* _Kısa görev A_
Kayıtlarda "icon" dizesinin geçtiği her satırı bulup tek tek kopyalar mısınız?

* _Okuma metni_
══════════════════════════════
ÖFG TV 213. Bölümün ikinci bölümünde de Hakkari’de yaşanan bir işkence olayını gündeme getirdik. Yine kolluk tarafından gözaltında işkence gören Mustafa Bor’un avukatı Ümit Savaşan ile konuştuk. Bir insan hakları savunucusu olarak tarihe not düşmüşüz. Hiçbir şekilde kabul etmiyoruz, reddediyoruz, bu büyük bir zulümdür. Avukat Ümit Savaşan ile bu darbın hikayesini ve olması gerekenleri konuşmuşuz. Umarım bu konudaki yargılama adil bir şekilde sürüyordur.
══════════════════════════════
* _Görev girdisi_
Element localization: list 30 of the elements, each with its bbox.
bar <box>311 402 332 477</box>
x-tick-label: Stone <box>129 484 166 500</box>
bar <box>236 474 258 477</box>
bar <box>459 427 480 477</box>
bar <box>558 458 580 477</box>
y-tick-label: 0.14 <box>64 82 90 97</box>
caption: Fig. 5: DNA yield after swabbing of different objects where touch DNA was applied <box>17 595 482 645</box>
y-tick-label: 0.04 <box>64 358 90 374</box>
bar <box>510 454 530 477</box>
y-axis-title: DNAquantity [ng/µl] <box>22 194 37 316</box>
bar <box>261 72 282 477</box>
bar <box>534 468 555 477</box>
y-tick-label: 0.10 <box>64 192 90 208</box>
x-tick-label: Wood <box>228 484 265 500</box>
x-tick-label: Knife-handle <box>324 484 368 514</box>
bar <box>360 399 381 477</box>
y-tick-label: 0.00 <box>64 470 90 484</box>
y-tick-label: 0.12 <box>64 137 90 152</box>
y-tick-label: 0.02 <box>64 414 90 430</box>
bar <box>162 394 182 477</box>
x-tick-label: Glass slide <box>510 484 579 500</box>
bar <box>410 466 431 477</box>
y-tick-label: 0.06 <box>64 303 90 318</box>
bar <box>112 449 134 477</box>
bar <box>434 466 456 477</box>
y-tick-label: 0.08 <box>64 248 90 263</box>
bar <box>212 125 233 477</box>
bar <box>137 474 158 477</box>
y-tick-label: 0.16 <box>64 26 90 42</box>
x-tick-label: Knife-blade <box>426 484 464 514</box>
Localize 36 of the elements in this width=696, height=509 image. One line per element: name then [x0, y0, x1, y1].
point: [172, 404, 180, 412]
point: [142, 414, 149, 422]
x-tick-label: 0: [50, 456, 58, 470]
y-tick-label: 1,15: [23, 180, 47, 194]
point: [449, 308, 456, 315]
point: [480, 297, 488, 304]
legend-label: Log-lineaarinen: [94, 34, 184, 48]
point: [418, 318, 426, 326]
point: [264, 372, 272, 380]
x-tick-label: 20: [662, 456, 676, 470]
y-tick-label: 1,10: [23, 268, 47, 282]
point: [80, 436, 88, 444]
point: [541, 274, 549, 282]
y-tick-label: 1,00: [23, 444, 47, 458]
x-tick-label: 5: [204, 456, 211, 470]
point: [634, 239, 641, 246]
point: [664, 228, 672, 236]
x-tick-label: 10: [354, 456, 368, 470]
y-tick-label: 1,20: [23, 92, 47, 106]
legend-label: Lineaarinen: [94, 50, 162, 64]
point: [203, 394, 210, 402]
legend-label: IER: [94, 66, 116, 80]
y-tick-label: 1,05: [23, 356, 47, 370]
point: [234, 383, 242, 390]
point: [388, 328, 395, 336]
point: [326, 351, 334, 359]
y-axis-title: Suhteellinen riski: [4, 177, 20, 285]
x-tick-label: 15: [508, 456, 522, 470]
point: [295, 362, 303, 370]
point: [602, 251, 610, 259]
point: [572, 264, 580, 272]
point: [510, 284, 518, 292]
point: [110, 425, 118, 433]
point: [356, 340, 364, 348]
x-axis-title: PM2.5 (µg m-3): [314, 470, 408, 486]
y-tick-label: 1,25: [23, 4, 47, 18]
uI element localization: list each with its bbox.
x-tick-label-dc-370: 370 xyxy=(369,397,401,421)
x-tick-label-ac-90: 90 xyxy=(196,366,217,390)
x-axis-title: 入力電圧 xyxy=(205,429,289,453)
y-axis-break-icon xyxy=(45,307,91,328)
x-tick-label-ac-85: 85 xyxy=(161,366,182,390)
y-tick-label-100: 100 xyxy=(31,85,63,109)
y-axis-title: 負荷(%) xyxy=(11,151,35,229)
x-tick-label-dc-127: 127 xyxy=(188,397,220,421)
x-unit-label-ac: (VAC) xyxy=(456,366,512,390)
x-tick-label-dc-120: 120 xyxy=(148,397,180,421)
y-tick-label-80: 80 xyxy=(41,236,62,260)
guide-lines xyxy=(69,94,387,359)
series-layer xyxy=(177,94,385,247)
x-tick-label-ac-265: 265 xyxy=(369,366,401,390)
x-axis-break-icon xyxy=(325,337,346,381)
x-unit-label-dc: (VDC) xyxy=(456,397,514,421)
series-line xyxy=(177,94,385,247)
══════════════════════════════
* _Kısa görev B_
Okuma metninde "ÖFG TV 213." ifadesinden "bir şekilde sürüyordur." ifadesine kadar uzanan bölümü birebir alıntılar mısınız?

* _Doğru cevap A_
y-axis-break-icon xyxy=(45,307,91,328)
x-axis-break-icon xyxy=(325,337,346,381)

* _Doğru cevap B_
ÖFG TV 213. Bölümün ikinci bölümünde de Hakkari’de yaşanan bir işkence olayını gündeme getirdik. Yine kolluk tarafından gözaltında işkence gören Mustafa Bor’un avukatı Ümit Savaşan ile konuştuk. Bir insan hakları savunucusu olarak tarihe not düşmüşüz. Hiçbir şekilde kabul etmiyoruz, reddediyoruz, bu büyük bir zulümdür. Avukat Ümit Savaşan ile bu darbın hikayesini ve olması gerekenleri konuşmuşuz. Umarım bu konudaki yargılama adil bir şekilde sürüyordur.